### Exercise objective
Filter the entries, keeping every line with the word "了解其基本含义".

### Exercise materials
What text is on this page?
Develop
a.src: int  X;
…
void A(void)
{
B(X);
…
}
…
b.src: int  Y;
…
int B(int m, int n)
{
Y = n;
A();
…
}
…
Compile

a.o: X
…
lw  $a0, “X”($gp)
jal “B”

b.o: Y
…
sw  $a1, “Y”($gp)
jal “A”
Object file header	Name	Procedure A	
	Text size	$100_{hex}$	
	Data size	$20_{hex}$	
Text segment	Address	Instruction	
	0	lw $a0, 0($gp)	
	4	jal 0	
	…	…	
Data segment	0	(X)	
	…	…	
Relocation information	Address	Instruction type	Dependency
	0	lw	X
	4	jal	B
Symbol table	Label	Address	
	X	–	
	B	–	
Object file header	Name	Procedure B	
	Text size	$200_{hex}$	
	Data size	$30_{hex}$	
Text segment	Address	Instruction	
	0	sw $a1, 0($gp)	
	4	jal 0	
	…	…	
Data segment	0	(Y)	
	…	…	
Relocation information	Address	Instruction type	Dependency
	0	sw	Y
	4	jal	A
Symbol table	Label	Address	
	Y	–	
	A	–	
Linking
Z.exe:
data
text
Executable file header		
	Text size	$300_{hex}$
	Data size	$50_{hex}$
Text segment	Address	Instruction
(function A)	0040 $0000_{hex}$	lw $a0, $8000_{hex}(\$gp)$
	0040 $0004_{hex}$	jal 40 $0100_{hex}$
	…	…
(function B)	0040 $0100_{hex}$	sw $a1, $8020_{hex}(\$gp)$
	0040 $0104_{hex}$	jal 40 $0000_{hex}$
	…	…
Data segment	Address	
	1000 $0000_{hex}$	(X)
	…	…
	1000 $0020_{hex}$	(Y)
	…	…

==

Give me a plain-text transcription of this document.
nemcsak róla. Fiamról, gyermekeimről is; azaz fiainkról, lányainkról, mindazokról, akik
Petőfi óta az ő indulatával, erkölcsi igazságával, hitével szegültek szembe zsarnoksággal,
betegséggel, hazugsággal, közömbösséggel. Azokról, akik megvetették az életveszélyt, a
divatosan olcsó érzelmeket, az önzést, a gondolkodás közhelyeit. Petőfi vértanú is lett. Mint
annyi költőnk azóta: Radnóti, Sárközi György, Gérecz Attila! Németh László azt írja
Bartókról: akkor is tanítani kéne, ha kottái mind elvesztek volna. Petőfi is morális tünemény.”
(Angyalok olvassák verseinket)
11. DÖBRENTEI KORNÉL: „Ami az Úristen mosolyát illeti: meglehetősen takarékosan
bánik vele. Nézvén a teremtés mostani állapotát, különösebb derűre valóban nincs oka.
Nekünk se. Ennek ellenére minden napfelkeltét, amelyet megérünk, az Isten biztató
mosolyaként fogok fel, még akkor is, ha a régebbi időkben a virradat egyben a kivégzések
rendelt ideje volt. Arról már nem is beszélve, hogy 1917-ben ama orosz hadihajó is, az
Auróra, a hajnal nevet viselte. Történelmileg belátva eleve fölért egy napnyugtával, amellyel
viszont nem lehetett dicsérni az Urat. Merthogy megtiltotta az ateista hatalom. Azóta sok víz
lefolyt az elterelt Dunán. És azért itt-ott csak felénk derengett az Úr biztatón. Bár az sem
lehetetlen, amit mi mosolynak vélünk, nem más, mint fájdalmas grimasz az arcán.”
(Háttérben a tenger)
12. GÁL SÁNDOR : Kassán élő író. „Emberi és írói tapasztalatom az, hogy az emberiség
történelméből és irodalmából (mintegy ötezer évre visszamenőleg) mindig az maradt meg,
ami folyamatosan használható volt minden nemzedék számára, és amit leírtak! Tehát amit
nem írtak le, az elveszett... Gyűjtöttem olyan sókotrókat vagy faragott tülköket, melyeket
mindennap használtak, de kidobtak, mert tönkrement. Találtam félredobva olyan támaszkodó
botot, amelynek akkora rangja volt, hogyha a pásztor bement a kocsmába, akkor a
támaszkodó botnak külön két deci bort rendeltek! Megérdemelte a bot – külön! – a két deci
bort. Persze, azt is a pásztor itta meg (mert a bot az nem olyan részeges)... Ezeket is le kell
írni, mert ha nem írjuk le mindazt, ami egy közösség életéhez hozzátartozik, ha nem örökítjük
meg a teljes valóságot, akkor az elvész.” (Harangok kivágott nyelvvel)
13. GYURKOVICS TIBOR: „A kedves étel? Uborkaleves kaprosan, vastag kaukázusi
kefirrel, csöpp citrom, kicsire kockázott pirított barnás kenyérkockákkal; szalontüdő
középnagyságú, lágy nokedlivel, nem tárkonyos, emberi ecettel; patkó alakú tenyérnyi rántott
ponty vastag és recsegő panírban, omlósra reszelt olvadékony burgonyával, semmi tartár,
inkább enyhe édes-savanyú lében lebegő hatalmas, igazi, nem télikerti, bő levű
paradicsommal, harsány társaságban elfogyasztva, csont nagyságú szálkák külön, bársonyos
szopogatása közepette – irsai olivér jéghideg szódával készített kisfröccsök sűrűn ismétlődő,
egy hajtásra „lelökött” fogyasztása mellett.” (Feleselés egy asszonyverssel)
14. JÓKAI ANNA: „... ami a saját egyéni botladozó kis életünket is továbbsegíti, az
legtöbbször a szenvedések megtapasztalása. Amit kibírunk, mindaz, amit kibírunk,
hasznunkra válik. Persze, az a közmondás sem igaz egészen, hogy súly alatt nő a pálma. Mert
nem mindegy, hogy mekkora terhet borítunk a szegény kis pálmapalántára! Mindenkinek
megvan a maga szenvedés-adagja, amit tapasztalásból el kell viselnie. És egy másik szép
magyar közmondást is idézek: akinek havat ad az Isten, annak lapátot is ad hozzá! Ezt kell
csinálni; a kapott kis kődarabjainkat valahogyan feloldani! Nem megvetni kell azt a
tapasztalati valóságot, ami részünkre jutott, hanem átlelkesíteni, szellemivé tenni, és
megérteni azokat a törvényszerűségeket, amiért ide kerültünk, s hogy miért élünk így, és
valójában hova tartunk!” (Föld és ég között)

...

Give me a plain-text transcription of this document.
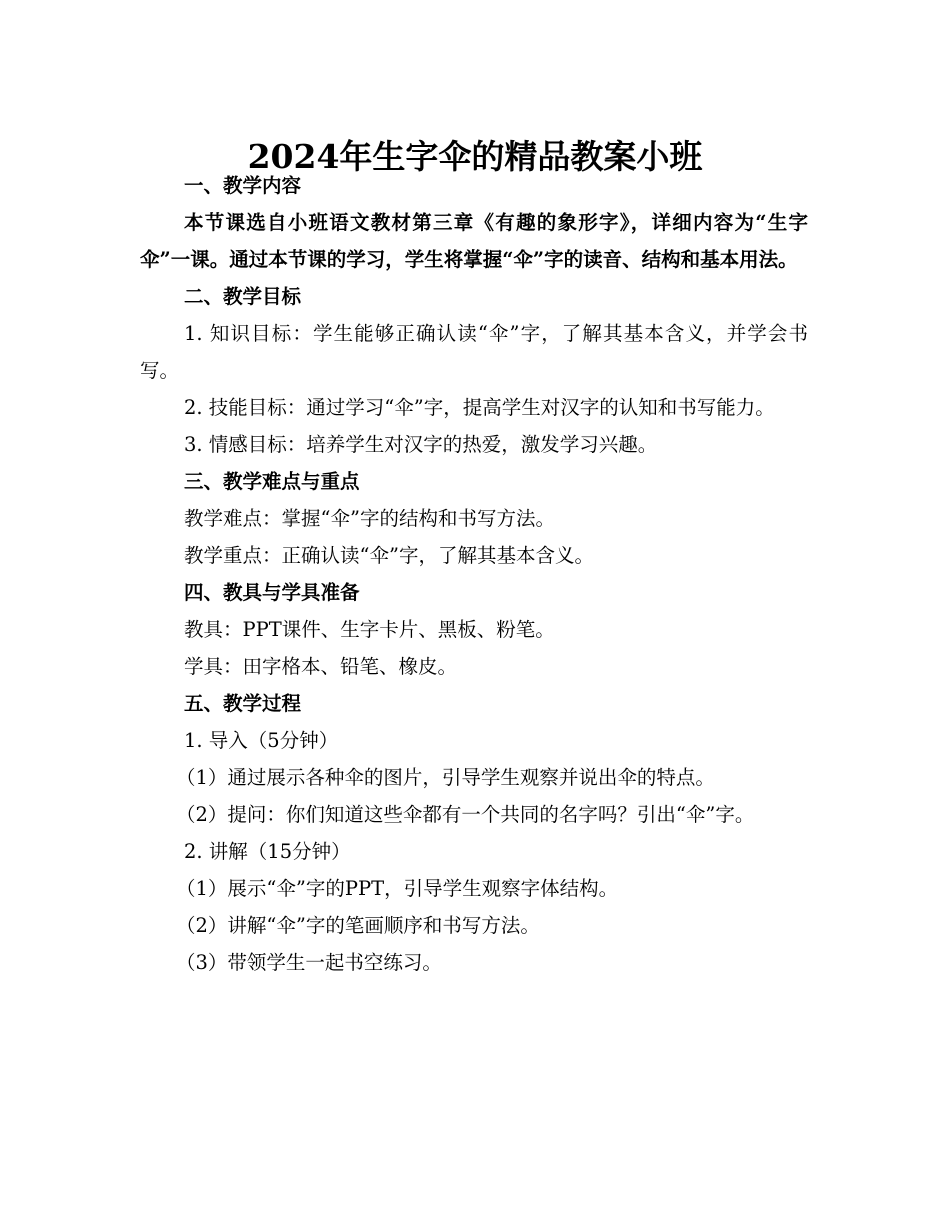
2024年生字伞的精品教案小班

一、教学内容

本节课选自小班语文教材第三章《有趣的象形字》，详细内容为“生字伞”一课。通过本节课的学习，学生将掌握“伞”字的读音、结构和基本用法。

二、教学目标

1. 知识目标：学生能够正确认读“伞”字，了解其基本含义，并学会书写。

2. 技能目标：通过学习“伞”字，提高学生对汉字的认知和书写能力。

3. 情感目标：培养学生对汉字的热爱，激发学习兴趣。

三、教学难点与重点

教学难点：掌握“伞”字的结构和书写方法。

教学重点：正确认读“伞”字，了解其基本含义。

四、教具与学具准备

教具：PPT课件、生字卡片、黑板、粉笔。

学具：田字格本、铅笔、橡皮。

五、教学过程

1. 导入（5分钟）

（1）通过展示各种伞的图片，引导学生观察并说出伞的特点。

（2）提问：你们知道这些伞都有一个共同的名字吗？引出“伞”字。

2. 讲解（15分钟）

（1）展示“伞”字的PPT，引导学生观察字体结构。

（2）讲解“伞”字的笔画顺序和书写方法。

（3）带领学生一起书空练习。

### The answer
1. 知识目标：学生能够正确认读“伞”字，了解其基本含义，并学会书写。
教学重点：正确认读“伞”字，了解其基本含义。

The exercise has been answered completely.